Instructions for the task - Copy out each line that has "Группы" in it.

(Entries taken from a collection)
>> begin

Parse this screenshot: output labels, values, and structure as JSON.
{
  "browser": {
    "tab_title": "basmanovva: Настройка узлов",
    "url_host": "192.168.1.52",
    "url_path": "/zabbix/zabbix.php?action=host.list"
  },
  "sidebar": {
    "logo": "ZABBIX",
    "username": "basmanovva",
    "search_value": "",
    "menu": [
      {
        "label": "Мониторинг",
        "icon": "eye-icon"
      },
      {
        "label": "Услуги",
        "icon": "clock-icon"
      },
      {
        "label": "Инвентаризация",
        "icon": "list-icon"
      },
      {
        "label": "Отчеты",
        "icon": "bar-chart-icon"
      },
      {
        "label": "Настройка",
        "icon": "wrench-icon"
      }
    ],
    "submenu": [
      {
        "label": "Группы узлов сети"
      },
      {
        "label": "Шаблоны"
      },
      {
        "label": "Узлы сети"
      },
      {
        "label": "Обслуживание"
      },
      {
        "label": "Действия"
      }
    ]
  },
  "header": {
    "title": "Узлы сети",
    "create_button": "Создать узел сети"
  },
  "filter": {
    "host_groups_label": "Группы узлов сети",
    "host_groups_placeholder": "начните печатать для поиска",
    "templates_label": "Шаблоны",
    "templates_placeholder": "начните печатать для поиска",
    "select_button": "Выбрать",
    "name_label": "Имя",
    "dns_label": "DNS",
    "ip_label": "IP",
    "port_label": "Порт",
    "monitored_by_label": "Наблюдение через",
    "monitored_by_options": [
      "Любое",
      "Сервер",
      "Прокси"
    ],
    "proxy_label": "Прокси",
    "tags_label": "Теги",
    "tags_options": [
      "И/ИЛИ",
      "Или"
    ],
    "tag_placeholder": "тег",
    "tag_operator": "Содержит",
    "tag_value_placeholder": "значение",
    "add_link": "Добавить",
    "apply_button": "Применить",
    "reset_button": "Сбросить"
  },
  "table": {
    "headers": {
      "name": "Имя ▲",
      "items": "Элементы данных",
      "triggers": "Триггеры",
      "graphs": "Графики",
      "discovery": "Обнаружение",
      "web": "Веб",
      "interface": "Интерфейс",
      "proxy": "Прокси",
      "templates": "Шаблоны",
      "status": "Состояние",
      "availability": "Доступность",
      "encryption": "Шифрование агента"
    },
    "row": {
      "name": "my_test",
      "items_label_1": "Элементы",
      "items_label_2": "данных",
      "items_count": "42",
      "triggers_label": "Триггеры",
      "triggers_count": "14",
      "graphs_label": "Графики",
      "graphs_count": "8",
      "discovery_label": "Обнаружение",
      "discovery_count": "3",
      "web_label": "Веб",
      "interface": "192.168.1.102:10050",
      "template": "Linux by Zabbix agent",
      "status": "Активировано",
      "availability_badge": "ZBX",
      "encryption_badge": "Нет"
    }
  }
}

>> end

Response below -
        "label": "Группы узлов сети"
    "host_groups_label": "Группы узлов сети",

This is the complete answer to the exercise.